##### ТЕКСТ #####

Зеленоградец Николай Нибур, семья которого в начале 60-х годов переехала в Крюково из соседней деревни, в своей книге «Горетовские рассказы» вспоминает, как была устроена торговля в посёлке Крюково и чем торговали в сельпо и в более «цивилизованных» магазинах: чёрным хлебом по 18 копеек, растительным маслом из больших фляг, селёдкой — изысканным угощением, «подушечками» в кульках, молоком и кефиром в «возвратной таре».
В нашем языке существует не совсем понятное слово сельпо. Обычно оно употребляется в качестве синонима слова деревня, в его несколько презрительном значении, в лексиконе городского жителя обозначающем некоторую наивность и якобы отсталость сельского жителя от цивилизации.
На самом деле это слово сельпо имеет вполне содержательное значение. И с ним надо как следует разобраться, потому что без этого невозможно ясно понять шестидесятые годы.
СЕЛЬПО — это СЕЛЬское Потребительское Общество. Оно существовало в структуре народного хозяйства Советского Союза и занимало там важное место Эта кооперативная организация с еще дореволюционной историей была чем-то вроде частной корпорации, работающей под контролем государства.
Несмотря на преобладание социализма во всей остальной жизни, в сельпо дело было поставлено, как в настоящей западной компании. Доходило даже до того, что члены кооператива (пайщики), когда-то внесшие в ее уставный фонд незначительную сумму, ежегодно получали в сельпо небольшие, в несколько рублей, дивиденды от прибыли. В крюковском сельпо такими пайщиками были мои отец и мать.
Вообще-то, в то послевоенное время существовали также и другие кооперативные формы хозяйствования: колхозы, артели. Но справедливости ради надо заметить, что большой свободы всем им, понятное дело, не давали.
Потребительское общество было распространено в сельской местности по всей стране и охватывало сферу производства и продажи всей мелкой продукции массового потребления. Организационная структура Потребительского общества была построена так, что каждое местное сельпо имело полную самостоятельность. И лишь для координации совместной работы и для организации взаимодействия с государством местные организации
они объединялись в районные райпотребсоюзы, далее в областные облпотребсоюзы и на самом верху в Центросоюз.
Повторюсь, все это было в советское время. Хотя какие-то остатки от Потребительского общества существуют и сейчас. В глубинке, куда еще, слава Богу, не добралась «невидимая» рука современной рыночной экономики.

##### ИСХОДНЫЙ ЛИСТИНГ #####

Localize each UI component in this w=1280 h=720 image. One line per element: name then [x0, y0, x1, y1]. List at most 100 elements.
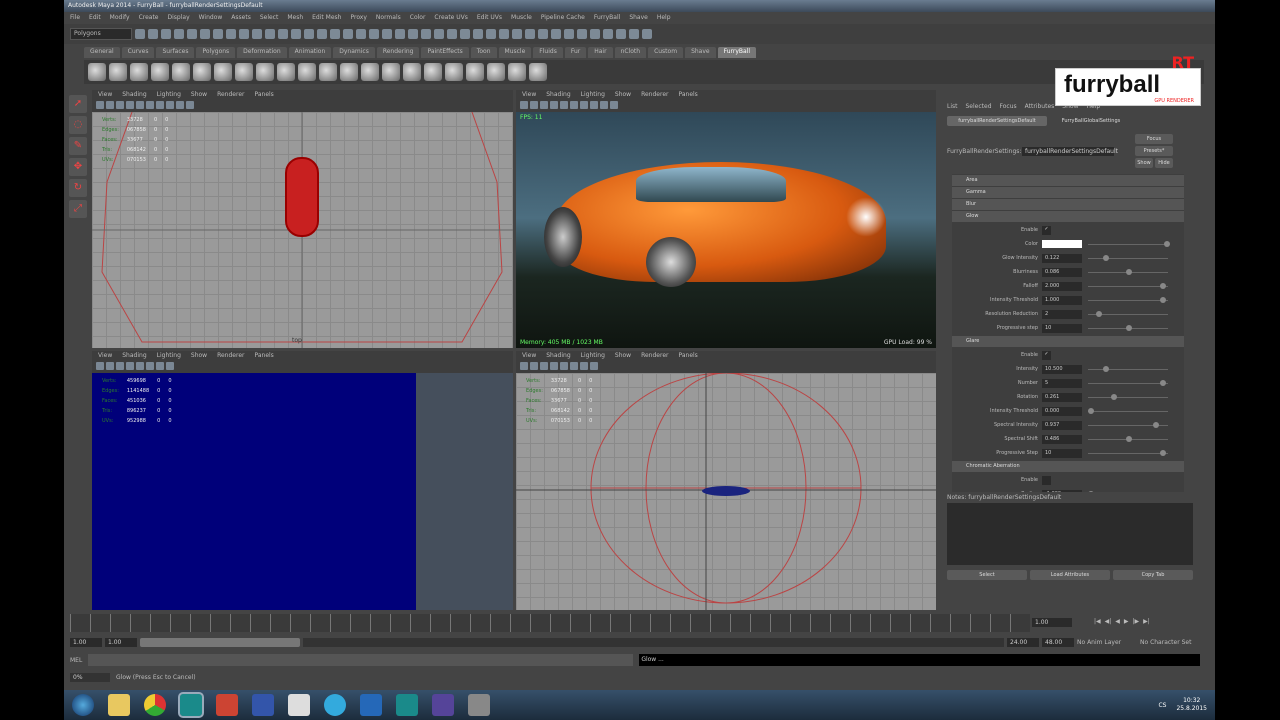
status-tool-icon[interactable] — [304, 29, 314, 39]
menu-select[interactable]: Select — [260, 14, 279, 22]
attr-slider[interactable] — [1088, 435, 1168, 442]
visual-studio-icon[interactable] — [432, 694, 454, 716]
acrobat-icon[interactable] — [216, 694, 238, 716]
status-tool-icon[interactable] — [213, 29, 223, 39]
shelf-tool-icon[interactable] — [151, 63, 169, 81]
language-indicator[interactable]: CS — [1158, 702, 1166, 709]
menu-pipeline-cache[interactable]: Pipeline Cache — [541, 14, 585, 22]
status-tool-icon[interactable] — [395, 29, 405, 39]
viewport-menu-show[interactable]: Show — [615, 91, 631, 99]
section-gamma[interactable]: Gamma — [952, 187, 1184, 198]
status-tool-icon[interactable] — [551, 29, 561, 39]
viewport-menu-lighting[interactable]: Lighting — [157, 352, 181, 360]
go-to-end-icon[interactable]: ▶| — [1143, 618, 1150, 625]
shelf-tab-general[interactable]: General — [84, 47, 120, 58]
enable-checkbox[interactable] — [1042, 475, 1051, 485]
attr-slider[interactable] — [1088, 296, 1168, 303]
shelf-tab-muscle[interactable]: Muscle — [498, 47, 532, 58]
range-slider-handle[interactable] — [140, 637, 300, 647]
clock-date[interactable]: 25.8.2015 — [1176, 705, 1207, 713]
presets-button[interactable]: Presets* — [1135, 146, 1173, 156]
attr-slider[interactable] — [1088, 421, 1168, 428]
copy-tab-button[interactable]: Copy Tab — [1113, 570, 1193, 580]
shelf-tab-painteffects[interactable]: PaintEffects — [421, 47, 469, 58]
attr-slider[interactable] — [1088, 407, 1168, 414]
attr-field[interactable]: 0.086 — [1042, 267, 1082, 277]
shelf-tool-icon[interactable] — [361, 63, 379, 81]
shelf-tab-surfaces[interactable]: Surfaces — [156, 47, 195, 58]
shelf-tool-icon[interactable] — [382, 63, 400, 81]
viewport-menu-view[interactable]: View — [98, 352, 112, 360]
status-tool-icon[interactable] — [603, 29, 613, 39]
menu-edit[interactable]: Edit — [89, 14, 101, 22]
attr-slider[interactable] — [1088, 449, 1168, 456]
status-tool-icon[interactable] — [135, 29, 145, 39]
ae-menu-list[interactable]: List — [947, 103, 958, 110]
status-tool-icon[interactable] — [148, 29, 158, 39]
status-tool-icon[interactable] — [265, 29, 275, 39]
viewport-menu-panels[interactable]: Panels — [678, 91, 697, 99]
attr-field[interactable]: 10 — [1042, 323, 1082, 333]
menu-set-dropdown[interactable]: Polygons — [70, 28, 132, 40]
shelf-tool-icon[interactable] — [445, 63, 463, 81]
shelf-tool-icon[interactable] — [193, 63, 211, 81]
status-tool-icon[interactable] — [499, 29, 509, 39]
attr-slider[interactable] — [1088, 254, 1168, 261]
status-tool-icon[interactable] — [408, 29, 418, 39]
viewport-menu-shading[interactable]: Shading — [546, 91, 570, 99]
color-slider[interactable] — [1088, 240, 1170, 247]
shelf-tab-curves[interactable]: Curves — [121, 47, 155, 58]
shelf-tab-dynamics[interactable]: Dynamics — [333, 47, 375, 58]
viewport-canvas[interactable]: Verts: 459698 0 0 Edges: 1141488 0 0 Faces: 45103… — [92, 373, 513, 610]
section-chroma[interactable]: Chromatic Aberration — [952, 461, 1184, 472]
step-back-icon[interactable]: ◀| — [1105, 618, 1112, 625]
section-area[interactable]: Area — [952, 175, 1184, 186]
unity-icon[interactable] — [288, 694, 310, 716]
ae-tab-render-settings[interactable]: furryballRenderSettingsDefault — [947, 116, 1047, 126]
viewport-menu-show[interactable]: Show — [191, 352, 207, 360]
shelf-tab-shave[interactable]: Shave — [685, 47, 716, 58]
menu-edit-uvs[interactable]: Edit UVs — [477, 14, 502, 22]
status-tool-icon[interactable] — [161, 29, 171, 39]
photoshop-icon[interactable] — [360, 694, 382, 716]
viewport-menu-lighting[interactable]: Lighting — [581, 91, 605, 99]
maya-2-icon[interactable] — [396, 694, 418, 716]
status-tool-icon[interactable] — [538, 29, 548, 39]
viewport-menu-panels[interactable]: Panels — [254, 352, 273, 360]
shelf-tool-icon[interactable] — [256, 63, 274, 81]
viewport-menu-renderer[interactable]: Renderer — [641, 91, 668, 99]
status-tool-icon[interactable] — [278, 29, 288, 39]
select-button[interactable]: Select — [947, 570, 1027, 580]
shelf-tab-fluids[interactable]: Fluids — [533, 47, 563, 58]
move-tool-icon[interactable]: ✥ — [69, 158, 87, 176]
shelf-tool-icon[interactable] — [172, 63, 190, 81]
viewport-menu-show[interactable]: Show — [191, 91, 207, 99]
menu-create-uvs[interactable]: Create UVs — [434, 14, 467, 22]
status-tool-icon[interactable] — [447, 29, 457, 39]
playback-start-field[interactable]: 1.00 — [105, 637, 137, 647]
menu-modify[interactable]: Modify — [110, 14, 130, 22]
attr-field[interactable]: 2.000 — [1042, 281, 1082, 291]
attr-field[interactable]: 5 — [1042, 378, 1082, 388]
shelf-tool-icon[interactable] — [529, 63, 547, 81]
shelf-tab-deformation[interactable]: Deformation — [237, 47, 287, 58]
section-blur[interactable]: Blur — [952, 199, 1184, 210]
status-tool-icon[interactable] — [421, 29, 431, 39]
menu-edit-mesh[interactable]: Edit Mesh — [312, 14, 341, 22]
character-set-dropdown[interactable]: No Character Set — [1140, 639, 1210, 646]
status-tool-icon[interactable] — [187, 29, 197, 39]
menu-muscle[interactable]: Muscle — [511, 14, 532, 22]
ae-tab-global-settings[interactable]: FurryBallGlobalSettings — [1051, 116, 1131, 126]
render-canvas[interactable]: FPS: 11 Memory: 405 MB / 1023 MB GPU Loa… — [516, 112, 936, 348]
status-tool-icon[interactable] — [356, 29, 366, 39]
command-language-label[interactable]: MEL — [70, 657, 82, 664]
attr-slider[interactable] — [1088, 282, 1168, 289]
status-tool-icon[interactable] — [486, 29, 496, 39]
status-tool-icon[interactable] — [434, 29, 444, 39]
attr-slider[interactable] — [1088, 365, 1168, 372]
viewport-front[interactable]: View Shading Lighting Show Renderer Panels Ve… — [516, 351, 936, 610]
status-tool-icon[interactable] — [330, 29, 340, 39]
viewport-canvas[interactable]: Verts: 33728 0 0 Edges: 067858 0 0 Faces: 33677 0 0… — [92, 112, 513, 348]
status-tool-icon[interactable] — [512, 29, 522, 39]
enable-checkbox[interactable]: ✓ — [1042, 350, 1051, 360]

#####

• ЗАДАНИЯ ДЛЯ ВЫПОЛНЕНИЯ
**A)** Как в тексте о сельпо расшифровывается слово «СЕЛЬПО»?
**B)** Пожалуйста, перепишите без изменений строки листинга, начиная со строки, где есть «status-tool-icon[interactable] — [304, 29, 314, 39]», и заканчивая строкой, где есть «visual-studio-icon[interactable] — [432, 694, 454, 716]», включая обе.

• ИТОГОВЫЕ ОТВЕТЫ
**A)** Сельское потребительское общество.

**B)**
status-tool-icon[interactable] — [304, 29, 314, 39]
menu-select[interactable]: Select — [260, 14, 279, 22]
attr-slider[interactable] — [1088, 435, 1168, 442]
visual-studio-icon[interactable] — [432, 694, 454, 716]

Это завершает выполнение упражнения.